──────── EXTRACTED RECORDS
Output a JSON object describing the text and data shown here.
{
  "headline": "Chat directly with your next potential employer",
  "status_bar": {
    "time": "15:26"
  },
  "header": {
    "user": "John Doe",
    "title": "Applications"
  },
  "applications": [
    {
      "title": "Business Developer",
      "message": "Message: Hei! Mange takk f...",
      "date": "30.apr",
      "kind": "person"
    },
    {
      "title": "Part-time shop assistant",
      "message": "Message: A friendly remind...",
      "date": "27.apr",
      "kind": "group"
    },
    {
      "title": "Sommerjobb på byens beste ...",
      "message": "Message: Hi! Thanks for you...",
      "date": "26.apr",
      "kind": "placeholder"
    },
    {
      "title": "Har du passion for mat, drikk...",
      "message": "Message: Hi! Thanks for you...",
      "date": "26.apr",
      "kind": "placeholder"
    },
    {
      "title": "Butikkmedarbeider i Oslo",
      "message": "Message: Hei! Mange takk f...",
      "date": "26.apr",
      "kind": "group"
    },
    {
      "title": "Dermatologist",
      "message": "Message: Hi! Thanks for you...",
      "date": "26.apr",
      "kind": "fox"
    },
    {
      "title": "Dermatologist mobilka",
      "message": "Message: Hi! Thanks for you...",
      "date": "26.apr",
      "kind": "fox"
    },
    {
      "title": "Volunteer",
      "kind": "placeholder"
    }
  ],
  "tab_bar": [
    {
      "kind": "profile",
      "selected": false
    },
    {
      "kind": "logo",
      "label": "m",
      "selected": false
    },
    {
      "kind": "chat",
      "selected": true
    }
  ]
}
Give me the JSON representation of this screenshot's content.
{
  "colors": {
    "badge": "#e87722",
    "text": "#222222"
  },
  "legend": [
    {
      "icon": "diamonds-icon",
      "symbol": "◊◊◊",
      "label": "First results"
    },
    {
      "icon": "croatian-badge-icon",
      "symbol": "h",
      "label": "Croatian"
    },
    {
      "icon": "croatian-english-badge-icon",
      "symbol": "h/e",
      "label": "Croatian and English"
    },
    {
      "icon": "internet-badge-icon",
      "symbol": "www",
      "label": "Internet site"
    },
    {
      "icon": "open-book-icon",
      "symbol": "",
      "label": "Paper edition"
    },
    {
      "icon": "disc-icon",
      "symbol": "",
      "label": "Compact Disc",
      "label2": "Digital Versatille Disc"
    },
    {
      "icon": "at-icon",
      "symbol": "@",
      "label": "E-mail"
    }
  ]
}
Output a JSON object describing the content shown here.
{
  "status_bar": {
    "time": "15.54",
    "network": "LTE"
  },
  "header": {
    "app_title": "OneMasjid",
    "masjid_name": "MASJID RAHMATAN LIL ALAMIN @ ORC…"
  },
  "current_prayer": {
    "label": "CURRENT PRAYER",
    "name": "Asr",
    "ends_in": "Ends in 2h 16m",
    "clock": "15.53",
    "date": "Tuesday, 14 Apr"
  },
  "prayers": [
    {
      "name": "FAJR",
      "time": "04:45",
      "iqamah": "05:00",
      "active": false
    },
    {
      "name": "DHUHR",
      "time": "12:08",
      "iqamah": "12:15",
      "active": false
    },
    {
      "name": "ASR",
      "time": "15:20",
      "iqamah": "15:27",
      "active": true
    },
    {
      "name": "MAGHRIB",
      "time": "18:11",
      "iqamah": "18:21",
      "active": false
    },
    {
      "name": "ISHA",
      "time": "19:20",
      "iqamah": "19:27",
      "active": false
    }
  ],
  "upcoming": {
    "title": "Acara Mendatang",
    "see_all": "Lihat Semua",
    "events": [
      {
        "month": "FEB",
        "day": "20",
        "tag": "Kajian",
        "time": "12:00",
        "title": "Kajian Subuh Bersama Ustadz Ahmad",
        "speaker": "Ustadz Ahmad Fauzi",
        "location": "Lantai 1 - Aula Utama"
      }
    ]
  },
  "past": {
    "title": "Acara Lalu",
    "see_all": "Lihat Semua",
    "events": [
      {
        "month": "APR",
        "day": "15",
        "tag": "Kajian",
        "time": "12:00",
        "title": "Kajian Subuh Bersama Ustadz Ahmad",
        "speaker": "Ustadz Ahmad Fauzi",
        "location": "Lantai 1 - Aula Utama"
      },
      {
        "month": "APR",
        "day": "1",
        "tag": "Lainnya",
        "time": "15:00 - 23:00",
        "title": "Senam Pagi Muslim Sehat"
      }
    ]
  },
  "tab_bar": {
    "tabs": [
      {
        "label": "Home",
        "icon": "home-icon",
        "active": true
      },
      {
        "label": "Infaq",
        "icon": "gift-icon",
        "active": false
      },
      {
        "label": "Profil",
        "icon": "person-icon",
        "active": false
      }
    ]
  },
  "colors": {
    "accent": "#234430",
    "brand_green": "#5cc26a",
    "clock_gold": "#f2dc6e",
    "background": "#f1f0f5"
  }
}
────────────────
EXERCISE AIM:
Look for the word "true" and return every line where it occurs.

SOLUTION FOR THIS TASK:
      "selected": true
      "active": true
        "active": true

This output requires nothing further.